*** RECORDS PROVIDED

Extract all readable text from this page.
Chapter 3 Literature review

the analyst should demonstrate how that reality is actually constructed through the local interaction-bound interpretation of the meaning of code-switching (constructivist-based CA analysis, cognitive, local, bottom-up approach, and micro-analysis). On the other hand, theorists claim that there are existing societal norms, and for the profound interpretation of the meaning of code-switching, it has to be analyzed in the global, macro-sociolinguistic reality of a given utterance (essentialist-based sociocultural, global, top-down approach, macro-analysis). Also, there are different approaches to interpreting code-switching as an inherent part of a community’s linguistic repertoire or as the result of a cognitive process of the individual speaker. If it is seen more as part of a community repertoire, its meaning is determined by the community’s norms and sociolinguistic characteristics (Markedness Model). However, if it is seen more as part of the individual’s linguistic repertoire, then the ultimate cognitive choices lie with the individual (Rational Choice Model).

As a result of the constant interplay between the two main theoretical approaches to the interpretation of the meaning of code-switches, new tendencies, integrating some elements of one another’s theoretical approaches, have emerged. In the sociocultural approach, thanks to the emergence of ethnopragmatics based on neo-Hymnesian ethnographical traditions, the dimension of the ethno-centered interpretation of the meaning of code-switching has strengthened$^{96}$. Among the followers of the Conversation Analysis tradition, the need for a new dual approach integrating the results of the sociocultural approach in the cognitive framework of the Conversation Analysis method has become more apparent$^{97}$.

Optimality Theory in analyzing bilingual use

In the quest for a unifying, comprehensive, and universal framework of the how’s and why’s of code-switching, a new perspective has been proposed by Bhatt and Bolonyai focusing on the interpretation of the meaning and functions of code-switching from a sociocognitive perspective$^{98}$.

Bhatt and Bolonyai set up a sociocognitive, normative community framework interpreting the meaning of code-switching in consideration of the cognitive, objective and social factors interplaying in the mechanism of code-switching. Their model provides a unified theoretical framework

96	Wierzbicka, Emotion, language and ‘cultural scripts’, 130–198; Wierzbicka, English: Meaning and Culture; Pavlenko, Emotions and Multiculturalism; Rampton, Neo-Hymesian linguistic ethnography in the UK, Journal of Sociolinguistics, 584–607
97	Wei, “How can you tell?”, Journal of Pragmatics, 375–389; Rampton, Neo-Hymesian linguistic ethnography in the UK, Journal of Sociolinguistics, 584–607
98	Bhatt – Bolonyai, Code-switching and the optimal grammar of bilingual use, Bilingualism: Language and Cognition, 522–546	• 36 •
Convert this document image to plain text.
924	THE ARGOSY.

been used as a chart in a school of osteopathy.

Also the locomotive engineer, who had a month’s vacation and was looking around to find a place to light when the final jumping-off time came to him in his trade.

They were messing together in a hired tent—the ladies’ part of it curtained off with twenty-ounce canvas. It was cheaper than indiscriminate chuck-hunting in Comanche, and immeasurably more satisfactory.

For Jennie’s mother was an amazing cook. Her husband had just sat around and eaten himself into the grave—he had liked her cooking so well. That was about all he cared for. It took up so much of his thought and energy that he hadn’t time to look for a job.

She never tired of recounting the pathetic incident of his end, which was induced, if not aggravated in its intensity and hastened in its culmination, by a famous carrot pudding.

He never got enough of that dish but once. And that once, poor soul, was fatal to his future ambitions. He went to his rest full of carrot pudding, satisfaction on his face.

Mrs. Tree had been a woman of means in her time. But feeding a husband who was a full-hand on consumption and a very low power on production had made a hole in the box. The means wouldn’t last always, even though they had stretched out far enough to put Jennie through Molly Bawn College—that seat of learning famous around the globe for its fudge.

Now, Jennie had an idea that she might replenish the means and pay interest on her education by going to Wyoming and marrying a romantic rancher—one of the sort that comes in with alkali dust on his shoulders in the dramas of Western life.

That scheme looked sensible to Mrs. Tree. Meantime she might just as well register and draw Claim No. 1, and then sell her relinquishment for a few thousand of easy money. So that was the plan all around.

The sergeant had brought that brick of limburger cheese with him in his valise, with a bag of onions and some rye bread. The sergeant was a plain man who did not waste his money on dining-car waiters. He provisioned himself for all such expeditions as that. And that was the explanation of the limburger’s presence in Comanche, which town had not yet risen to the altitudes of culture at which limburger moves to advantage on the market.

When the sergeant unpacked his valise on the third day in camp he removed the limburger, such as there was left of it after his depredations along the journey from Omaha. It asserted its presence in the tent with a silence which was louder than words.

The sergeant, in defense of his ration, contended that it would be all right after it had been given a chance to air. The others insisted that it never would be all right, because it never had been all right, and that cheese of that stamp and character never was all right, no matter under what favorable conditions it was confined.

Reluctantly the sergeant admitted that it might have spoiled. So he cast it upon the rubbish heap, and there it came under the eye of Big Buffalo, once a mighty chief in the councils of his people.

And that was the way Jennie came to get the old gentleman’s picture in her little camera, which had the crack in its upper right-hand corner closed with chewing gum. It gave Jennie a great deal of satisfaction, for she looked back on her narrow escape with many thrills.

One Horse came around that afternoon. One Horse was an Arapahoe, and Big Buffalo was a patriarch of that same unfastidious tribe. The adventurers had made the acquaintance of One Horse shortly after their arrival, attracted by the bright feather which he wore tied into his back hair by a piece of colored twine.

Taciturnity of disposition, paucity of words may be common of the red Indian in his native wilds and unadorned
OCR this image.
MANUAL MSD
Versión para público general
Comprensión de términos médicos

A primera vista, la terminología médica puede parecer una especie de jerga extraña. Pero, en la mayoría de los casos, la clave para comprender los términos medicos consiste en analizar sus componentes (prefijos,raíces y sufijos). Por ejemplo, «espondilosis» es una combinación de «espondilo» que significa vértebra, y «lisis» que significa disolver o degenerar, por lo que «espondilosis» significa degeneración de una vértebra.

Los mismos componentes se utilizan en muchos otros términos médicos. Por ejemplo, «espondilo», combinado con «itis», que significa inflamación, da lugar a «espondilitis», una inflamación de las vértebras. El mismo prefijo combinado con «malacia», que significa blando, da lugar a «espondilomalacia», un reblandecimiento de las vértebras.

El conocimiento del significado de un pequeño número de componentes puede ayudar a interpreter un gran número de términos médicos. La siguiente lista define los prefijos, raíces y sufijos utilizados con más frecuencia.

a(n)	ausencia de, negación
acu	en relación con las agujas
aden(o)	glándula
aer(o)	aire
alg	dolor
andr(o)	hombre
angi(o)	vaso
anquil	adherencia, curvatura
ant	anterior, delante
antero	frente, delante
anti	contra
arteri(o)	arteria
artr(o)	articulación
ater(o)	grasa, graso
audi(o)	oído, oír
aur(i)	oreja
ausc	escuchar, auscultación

******

Extract every line from the records above that contains the word "words".

◆ TASK RESULT:
When the sergeant unpacked his valise on the third day in camp he removed the limburger, such as there was left of it after his depredations along the journey from Omaha. It asserted its presence in the tent with a silence which was louder than words.
Taciturnity of disposition, paucity of words may be common of the red Indian in his native wilds and unadorned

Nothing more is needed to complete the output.